## What is asked
a) From the Syracuse preview, list every Syracuse player it names as part of this season's team, with the height it gives for each.
b) Answer these from the Syracuse preview:
(i) At what time and on what network is the Wednesday game?
(ii) How many points per game did Frank Howard score a year ago?
(iii) How many minutes per game did Marek Dolezaj average as a sophomore?
c) Copy the Syracuse preview starting at "On Jim Boeheim’s" and ending at "as a freshman.", replacing "freshman" with "first-year player" each time it appears.

## Source excerpt
= = = =
Not just any ol’ road game. Not a road game in a tiny gym against a team that went 9-23 in an AQ conference.

How about you open your title defense in the Carrier Dome against Syracuse?

Sounds like a lot of fun.

Tony Bennett addressed how opening with Syracuse – Wednesday night, 9 p.m., ACC Network, be there, or be square – has impacted his preseason prep.

“We’re practicing against the zone. I think we’re doing that a lot,” he said, then chuckled.

Even better, that, having to break in an inexperienced backcourt – Bennett loses De’Andre Hunter, Ty Jerome and Kyle Guy – against that Syracuse 2-3 zone.

On Jim Boeheim’s side of the ledger, he has a lot to account for in terms of losses as well, in the form of three of his top four scorers from a year ago – Tyus Battle (17.2 ppg), Oshae Brissett (12.4 ppg) and Frank Howard (8.9 ppg).

‘Cuse does have 6’6” senior Elijah Hughes (13.7 ppg, 36.9 percent shooting from three) to build around.

The two next most important guys might be a freshman – 6’7” forward Quincy Garrier, who is being talked about as a possible NBA early entrant.

Jalen Carey, a 6’3” sophomore, figures to slide into the starting point guard slot after getting 12.2 minutes a game as a freshman in 2018-2019.

Buddy Boeheim, a 6’5” sophomore wing with an obvious pedigree, didn’t play like a coach’s son, averaging 6.8 points a game and shooting 35.3 percent from behind the arc as a freshman.

Marek Dolezaj, a 6’10” junior who seems like he’s been at Syracuse for six years, also figures to get more minutes, after averaging 21.6 minutes per game as a sophomore.

Both coaches may feel that they get a bit of a break facing an opponent that has a lot of new guys to work in to a system that isn’t all that easy to pick up.

Both, of course, also have issues on their own end in that respect.

“We’ve started on the road before with teams, but not a conference game, so there’s the newness of that. And the newness of our team, those two combined make for a lot of uncertainty. But I don’t think the way you’re preparing is different. You still have things you need to get done,” Bennett said.

For Bennett, the focus is on getting his squad ready to play against the most difficult 2-3 zone in all of college basketball.

“You don’t get a lot of that when you scrimmage other teams. Not a lot of teams play similar to what Syracuse does. You try to emulate to the best of your ability in practice,” Bennett said.
= = = =
## Information provided
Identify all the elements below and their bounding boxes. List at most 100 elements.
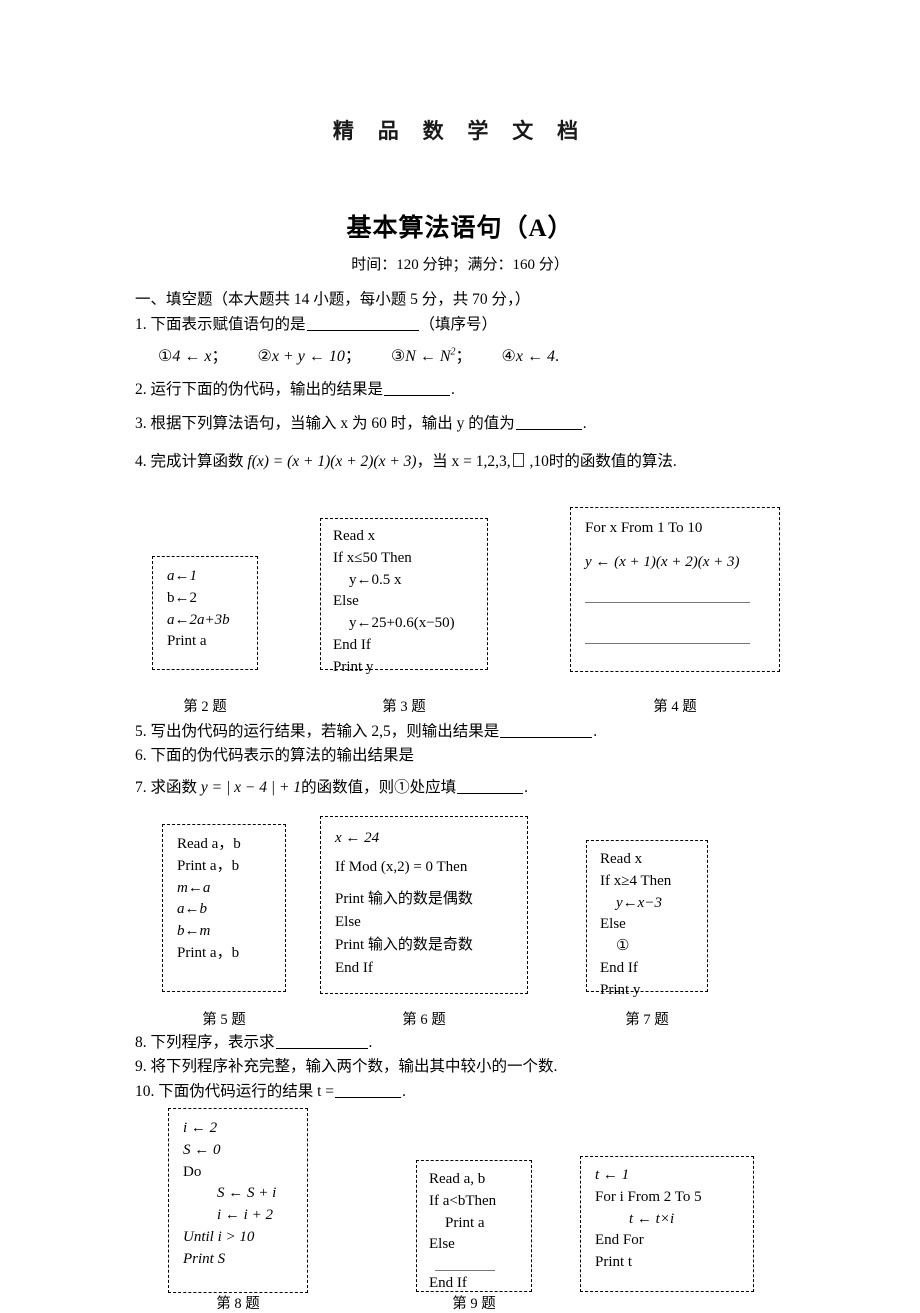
= = = =
## Responses in order
a)
Elijah Hughes, 6’6”
Quincy Garrier, 6’7”
Jalen Carey, 6’3”
Buddy Boeheim, 6’5”
Marek Dolezaj, 6’10”

b)
(i) 9 p.m., on ACC Network
(ii) 8.9
(iii) 21.6

c)
On Jim Boeheim’s side of the ledger, he has a lot to account for in terms of losses as well, in the form of three of his top four scorers from a year ago – Tyus Battle (17.2 ppg), Oshae Brissett (12.4 ppg) and Frank Howard (8.9 ppg).

‘Cuse does have 6’6” senior Elijah Hughes (13.7 ppg, 36.9 percent shooting from three) to build around.

The two next most important guys might be a first-year player – 6’7” forward Quincy Garrier, who is being talked about as a possible NBA early entrant.

Jalen Carey, a 6’3” sophomore, figures to slide into the starting point guard slot after getting 12.2 minutes a game as a first-year player in 2018-2019.

Buddy Boeheim, a 6’5” sophomore wing with an obvious pedigree, didn’t play like a coach’s son, averaging 6.8 points a game and shooting 35.3 percent from behind the arc as a first-year player.